__Task to complete__
From the data that follows, copy every line holding the string "liáng".

__Rows__

[BEGIN]

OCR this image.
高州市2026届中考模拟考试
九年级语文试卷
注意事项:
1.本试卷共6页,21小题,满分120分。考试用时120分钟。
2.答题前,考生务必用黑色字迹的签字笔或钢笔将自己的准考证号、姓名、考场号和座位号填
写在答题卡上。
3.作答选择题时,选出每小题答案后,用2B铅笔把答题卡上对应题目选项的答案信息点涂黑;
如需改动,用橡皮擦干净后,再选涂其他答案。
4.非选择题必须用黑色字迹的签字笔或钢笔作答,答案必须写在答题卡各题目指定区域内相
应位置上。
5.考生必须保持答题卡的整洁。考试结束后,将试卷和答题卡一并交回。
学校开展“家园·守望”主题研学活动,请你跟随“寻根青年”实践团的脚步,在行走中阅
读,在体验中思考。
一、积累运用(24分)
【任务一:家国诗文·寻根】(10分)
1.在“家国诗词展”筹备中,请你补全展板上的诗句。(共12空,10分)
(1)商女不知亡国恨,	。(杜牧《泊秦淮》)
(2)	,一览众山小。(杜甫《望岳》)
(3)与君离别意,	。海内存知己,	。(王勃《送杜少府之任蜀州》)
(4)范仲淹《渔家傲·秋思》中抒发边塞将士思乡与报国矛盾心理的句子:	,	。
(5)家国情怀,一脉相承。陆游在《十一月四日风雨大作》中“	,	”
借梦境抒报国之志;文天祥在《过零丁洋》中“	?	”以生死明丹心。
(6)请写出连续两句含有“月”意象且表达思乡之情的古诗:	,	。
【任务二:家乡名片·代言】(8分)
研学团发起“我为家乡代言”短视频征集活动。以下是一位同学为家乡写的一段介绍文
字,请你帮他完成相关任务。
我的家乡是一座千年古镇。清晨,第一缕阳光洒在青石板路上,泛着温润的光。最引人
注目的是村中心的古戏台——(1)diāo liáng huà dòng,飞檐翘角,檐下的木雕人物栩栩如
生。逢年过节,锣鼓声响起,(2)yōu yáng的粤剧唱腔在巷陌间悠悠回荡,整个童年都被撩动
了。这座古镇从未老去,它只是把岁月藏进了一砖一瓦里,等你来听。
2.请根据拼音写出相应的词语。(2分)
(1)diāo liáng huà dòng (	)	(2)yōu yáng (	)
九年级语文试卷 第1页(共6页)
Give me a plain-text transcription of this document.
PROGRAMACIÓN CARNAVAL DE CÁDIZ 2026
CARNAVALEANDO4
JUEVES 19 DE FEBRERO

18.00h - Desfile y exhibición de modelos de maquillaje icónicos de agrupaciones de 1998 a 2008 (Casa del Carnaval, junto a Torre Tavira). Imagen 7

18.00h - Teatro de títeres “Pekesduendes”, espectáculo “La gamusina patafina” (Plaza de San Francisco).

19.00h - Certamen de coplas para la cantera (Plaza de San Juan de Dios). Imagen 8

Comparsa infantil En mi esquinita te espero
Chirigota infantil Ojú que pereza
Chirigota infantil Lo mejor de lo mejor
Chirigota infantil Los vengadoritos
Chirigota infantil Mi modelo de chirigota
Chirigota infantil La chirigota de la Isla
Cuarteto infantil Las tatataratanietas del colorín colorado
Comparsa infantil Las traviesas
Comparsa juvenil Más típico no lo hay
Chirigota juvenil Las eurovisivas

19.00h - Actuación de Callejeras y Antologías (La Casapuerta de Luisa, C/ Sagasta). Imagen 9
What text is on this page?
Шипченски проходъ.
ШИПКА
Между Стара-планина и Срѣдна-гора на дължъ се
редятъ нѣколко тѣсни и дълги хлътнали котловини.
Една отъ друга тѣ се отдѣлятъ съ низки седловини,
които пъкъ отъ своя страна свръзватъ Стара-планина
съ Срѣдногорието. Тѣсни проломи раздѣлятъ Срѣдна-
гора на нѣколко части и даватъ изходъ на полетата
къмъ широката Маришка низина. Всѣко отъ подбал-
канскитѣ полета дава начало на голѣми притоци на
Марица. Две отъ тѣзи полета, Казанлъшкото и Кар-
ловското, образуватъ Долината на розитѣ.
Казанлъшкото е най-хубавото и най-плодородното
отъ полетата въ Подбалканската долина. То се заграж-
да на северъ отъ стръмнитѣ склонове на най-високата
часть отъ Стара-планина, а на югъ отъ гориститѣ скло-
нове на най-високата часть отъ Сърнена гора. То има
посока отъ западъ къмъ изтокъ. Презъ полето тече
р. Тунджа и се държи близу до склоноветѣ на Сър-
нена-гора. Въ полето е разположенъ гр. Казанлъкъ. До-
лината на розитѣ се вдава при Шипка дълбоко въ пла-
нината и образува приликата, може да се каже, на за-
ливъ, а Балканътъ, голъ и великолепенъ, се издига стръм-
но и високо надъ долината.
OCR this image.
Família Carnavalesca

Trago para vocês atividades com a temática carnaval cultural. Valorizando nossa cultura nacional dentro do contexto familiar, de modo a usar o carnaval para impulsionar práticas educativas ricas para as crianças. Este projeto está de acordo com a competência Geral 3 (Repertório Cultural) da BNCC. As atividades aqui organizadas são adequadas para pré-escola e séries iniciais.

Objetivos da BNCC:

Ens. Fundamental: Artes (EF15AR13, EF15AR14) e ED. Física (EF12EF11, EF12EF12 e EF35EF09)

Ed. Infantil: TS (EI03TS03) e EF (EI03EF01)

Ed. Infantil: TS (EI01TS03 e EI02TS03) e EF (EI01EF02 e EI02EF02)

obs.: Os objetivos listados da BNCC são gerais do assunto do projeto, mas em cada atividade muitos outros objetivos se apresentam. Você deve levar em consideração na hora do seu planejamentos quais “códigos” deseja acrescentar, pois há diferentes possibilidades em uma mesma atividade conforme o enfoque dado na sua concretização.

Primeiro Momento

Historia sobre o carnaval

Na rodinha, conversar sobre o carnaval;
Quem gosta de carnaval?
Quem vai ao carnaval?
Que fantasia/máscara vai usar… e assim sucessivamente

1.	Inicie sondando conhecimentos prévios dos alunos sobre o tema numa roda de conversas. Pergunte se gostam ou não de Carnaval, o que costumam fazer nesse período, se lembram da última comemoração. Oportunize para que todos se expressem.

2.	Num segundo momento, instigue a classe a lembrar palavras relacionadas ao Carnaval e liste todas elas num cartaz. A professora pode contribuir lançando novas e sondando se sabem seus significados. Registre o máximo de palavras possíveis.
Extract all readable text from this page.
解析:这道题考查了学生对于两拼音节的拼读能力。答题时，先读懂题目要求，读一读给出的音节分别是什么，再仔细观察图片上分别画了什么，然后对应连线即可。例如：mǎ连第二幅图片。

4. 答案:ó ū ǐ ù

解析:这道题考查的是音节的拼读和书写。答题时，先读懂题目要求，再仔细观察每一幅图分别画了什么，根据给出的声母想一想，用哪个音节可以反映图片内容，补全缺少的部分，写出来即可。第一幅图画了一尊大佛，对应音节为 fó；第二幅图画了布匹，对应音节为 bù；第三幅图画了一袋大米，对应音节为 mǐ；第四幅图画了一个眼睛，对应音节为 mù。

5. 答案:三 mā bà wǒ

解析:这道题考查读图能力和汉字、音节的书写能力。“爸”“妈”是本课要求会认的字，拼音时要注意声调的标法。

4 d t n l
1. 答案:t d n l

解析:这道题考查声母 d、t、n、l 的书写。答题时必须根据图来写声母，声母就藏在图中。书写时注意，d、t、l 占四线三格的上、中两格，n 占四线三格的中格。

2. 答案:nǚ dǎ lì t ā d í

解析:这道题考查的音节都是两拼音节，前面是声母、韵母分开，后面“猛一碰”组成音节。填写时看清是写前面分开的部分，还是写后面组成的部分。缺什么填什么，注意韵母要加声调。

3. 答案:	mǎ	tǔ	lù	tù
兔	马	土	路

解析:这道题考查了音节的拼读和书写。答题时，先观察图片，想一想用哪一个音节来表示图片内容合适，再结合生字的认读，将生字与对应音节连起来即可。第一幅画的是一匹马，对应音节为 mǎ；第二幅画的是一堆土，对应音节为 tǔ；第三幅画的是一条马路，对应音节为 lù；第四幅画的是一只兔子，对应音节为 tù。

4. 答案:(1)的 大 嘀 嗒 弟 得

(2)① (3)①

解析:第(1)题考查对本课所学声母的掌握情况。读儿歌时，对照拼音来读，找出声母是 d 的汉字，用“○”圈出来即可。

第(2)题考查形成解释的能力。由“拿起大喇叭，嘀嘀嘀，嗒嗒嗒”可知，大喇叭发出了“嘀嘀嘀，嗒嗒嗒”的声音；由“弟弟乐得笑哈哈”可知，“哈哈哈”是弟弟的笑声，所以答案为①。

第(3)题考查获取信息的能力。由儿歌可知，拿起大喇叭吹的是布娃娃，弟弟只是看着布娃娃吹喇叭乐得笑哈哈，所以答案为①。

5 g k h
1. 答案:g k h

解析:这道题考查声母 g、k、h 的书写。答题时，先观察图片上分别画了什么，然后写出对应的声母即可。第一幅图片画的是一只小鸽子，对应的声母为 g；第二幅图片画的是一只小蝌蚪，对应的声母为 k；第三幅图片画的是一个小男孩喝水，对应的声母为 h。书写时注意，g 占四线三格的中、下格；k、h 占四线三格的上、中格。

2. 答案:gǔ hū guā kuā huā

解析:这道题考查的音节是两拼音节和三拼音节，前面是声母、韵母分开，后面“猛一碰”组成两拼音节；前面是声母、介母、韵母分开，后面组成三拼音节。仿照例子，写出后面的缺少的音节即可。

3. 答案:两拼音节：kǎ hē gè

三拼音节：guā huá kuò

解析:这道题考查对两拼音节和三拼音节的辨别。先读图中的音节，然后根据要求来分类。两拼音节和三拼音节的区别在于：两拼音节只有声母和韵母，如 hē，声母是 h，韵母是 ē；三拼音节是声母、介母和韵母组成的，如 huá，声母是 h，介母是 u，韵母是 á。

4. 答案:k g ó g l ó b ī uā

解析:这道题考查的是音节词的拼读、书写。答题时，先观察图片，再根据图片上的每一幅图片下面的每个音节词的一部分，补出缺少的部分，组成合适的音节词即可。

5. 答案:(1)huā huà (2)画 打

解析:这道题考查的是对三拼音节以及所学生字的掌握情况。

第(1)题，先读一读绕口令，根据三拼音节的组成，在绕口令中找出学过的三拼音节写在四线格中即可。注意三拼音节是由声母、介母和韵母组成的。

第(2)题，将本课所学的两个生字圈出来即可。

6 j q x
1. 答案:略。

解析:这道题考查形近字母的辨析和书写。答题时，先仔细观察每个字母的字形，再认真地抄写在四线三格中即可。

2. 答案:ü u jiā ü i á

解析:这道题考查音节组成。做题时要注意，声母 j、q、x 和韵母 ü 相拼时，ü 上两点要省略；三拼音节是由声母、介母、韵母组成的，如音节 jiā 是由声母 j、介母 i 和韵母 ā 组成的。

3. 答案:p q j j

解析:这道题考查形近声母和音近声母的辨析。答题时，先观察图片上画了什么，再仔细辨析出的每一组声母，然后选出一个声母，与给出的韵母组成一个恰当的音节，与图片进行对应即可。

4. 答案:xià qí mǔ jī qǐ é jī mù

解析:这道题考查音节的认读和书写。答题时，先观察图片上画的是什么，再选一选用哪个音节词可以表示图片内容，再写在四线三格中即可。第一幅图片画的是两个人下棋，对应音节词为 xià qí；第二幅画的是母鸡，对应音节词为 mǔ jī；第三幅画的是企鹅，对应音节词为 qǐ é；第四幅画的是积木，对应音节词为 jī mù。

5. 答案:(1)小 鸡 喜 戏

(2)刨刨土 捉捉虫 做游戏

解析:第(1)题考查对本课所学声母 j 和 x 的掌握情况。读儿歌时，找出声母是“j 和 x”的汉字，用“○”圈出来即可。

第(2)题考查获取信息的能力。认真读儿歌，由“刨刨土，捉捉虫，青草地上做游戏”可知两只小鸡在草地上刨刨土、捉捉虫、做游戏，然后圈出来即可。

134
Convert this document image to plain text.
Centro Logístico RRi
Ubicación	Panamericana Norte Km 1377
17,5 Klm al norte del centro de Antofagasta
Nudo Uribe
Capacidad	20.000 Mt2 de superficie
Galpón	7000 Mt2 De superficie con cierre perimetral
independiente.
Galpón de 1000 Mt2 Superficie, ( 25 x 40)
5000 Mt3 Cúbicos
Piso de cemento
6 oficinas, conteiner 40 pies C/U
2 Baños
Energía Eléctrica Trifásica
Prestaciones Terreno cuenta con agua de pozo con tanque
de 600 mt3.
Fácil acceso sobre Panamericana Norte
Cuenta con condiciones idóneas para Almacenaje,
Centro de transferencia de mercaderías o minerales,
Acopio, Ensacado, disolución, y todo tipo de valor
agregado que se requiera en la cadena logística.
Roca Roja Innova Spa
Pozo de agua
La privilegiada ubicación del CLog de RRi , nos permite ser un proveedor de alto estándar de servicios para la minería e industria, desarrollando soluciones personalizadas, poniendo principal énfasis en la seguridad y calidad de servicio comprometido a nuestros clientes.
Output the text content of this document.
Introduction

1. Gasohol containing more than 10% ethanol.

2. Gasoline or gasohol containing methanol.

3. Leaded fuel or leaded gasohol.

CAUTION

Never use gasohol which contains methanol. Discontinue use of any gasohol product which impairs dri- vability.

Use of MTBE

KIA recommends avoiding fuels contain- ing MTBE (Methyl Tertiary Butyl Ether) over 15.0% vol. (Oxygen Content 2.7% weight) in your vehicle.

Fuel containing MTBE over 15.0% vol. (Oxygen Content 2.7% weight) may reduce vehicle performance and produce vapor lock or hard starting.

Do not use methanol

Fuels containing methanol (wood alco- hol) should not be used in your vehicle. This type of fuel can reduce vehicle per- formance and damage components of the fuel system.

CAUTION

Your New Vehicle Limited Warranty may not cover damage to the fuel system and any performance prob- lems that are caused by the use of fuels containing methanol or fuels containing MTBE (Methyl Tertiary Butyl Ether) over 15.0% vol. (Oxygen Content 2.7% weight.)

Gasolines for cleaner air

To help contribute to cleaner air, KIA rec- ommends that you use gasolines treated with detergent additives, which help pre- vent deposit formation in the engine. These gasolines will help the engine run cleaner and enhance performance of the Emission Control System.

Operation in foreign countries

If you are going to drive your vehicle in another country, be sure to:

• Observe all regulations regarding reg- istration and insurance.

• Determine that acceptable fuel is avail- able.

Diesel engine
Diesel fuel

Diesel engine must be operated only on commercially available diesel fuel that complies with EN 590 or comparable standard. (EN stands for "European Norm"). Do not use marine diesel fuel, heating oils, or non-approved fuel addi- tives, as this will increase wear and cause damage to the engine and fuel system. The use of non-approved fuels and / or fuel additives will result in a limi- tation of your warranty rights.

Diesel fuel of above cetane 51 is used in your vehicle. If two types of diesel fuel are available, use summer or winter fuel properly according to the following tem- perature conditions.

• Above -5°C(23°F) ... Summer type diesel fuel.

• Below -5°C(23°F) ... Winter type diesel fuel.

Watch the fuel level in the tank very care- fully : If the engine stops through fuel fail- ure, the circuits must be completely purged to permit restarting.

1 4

[END]

__Solved exercise__
注目的是村中心的古戏台——(1)diāo liáng huà dòng,飞檐翘角,檐下的木雕人物栩栩如
(1)diāo liáng huà dòng (	)	(2)yōu yáng (	)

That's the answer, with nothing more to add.